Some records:
——————

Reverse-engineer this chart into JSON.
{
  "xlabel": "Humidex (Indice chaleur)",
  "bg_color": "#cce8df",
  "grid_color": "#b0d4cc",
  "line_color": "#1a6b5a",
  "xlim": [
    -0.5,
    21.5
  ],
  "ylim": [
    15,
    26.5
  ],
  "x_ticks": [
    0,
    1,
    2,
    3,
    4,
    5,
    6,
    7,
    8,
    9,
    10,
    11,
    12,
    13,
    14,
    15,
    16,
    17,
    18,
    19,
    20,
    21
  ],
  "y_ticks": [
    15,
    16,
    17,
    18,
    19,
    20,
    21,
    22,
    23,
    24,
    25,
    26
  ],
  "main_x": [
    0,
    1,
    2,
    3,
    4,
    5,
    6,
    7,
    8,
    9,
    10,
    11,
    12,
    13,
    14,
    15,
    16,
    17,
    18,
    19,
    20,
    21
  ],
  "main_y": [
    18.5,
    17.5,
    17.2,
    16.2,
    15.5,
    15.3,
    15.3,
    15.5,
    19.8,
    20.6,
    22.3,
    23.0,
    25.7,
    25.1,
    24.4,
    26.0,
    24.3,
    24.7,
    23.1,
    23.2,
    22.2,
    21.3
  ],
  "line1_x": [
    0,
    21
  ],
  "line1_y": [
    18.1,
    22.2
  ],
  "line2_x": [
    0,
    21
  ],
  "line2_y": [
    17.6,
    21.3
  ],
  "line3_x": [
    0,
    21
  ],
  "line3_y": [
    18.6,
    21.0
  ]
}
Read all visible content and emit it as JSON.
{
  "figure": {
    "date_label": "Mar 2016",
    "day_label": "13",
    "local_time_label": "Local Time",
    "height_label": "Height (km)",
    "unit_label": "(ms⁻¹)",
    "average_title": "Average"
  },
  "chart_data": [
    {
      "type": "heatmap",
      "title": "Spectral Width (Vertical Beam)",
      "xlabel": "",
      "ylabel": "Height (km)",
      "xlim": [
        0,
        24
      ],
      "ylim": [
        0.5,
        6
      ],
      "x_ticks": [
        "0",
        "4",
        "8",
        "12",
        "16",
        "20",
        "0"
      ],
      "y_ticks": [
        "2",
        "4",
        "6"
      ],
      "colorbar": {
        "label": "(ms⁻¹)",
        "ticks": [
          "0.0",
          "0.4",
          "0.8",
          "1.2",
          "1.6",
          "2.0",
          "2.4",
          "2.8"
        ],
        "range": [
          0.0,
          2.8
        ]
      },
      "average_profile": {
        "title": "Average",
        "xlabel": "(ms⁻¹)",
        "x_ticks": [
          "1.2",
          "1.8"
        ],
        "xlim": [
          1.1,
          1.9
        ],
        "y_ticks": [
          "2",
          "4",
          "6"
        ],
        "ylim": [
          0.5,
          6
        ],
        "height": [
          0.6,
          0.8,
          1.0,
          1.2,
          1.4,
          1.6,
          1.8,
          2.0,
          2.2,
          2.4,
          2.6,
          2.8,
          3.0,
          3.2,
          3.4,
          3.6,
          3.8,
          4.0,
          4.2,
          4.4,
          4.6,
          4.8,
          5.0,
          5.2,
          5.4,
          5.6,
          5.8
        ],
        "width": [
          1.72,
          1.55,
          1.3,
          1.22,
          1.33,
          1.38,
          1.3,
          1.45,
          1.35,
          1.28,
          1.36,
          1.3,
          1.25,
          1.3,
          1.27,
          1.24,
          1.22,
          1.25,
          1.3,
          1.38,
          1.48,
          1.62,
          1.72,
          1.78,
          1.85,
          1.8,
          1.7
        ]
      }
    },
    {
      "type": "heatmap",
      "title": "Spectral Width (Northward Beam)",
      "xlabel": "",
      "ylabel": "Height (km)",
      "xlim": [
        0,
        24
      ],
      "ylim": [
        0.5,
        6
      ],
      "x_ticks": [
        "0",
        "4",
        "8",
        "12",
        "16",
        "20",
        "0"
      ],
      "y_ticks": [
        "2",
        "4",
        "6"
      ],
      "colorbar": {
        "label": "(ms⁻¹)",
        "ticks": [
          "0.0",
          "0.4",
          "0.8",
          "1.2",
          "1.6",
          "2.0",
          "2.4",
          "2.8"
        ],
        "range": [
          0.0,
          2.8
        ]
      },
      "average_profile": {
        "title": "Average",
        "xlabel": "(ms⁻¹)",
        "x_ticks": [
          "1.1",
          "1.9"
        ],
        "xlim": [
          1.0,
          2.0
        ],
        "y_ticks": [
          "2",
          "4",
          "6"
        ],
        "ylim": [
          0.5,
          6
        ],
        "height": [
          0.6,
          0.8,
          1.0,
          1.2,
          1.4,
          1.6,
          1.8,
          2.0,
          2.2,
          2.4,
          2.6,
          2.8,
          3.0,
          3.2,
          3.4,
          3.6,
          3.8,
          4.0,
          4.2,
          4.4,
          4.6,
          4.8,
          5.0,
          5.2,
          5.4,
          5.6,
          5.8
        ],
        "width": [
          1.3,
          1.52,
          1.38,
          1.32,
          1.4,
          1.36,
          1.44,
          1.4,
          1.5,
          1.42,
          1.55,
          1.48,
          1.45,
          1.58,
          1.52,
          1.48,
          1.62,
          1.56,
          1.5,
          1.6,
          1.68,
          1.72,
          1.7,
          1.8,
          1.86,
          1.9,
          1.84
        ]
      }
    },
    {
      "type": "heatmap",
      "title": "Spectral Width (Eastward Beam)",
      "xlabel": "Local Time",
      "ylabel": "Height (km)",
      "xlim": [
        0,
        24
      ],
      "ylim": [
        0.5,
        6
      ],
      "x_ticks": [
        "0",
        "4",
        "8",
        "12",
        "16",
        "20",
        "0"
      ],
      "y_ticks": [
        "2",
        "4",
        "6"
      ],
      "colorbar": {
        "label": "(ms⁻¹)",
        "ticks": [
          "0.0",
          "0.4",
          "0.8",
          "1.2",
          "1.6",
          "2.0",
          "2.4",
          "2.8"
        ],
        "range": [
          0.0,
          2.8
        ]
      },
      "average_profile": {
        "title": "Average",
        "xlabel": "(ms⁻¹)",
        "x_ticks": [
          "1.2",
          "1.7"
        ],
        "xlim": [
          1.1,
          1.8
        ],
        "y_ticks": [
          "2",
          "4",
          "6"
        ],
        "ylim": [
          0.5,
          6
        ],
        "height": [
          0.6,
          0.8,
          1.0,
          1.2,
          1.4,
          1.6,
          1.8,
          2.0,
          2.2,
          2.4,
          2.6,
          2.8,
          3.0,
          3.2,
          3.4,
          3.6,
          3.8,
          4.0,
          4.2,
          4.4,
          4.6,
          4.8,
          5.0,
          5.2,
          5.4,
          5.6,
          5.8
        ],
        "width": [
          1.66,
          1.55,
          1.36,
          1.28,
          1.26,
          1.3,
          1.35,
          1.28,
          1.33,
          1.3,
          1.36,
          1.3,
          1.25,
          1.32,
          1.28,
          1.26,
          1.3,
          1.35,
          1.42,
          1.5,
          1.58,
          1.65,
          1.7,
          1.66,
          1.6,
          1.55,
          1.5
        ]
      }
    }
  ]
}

——————

- _Exercise brief_
From the data above, gather every line that includes the word "Spectral".

- _Right answer_
      "title": "Spectral Width (Vertical Beam)",
      "title": "Spectral Width (Northward Beam)",
      "title": "Spectral Width (Eastward Beam)",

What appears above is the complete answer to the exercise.